### Written problem:
Tally the lines that contain the string "государственную" and state that total without comment.

### Source data:
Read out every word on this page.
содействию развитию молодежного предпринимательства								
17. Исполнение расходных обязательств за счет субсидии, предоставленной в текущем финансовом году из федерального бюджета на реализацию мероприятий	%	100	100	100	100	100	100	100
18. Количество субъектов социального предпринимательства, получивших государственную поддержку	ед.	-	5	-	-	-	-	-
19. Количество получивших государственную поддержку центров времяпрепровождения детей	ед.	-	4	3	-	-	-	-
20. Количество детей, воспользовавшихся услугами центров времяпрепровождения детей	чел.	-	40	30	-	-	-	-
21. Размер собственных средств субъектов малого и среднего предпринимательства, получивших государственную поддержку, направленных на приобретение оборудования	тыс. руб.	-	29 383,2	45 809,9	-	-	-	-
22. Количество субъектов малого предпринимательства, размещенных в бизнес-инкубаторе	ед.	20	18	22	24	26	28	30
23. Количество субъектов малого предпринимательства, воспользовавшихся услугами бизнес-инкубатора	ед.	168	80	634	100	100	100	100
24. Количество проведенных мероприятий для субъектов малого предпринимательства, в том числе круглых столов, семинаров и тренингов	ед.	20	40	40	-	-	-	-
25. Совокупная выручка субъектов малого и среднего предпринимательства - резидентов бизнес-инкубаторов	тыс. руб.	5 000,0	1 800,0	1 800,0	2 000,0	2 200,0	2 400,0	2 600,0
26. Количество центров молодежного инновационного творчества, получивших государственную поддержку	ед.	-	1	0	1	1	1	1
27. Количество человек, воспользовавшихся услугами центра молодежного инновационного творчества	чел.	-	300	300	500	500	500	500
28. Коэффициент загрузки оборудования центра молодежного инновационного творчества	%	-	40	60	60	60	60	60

### Expected answer:
4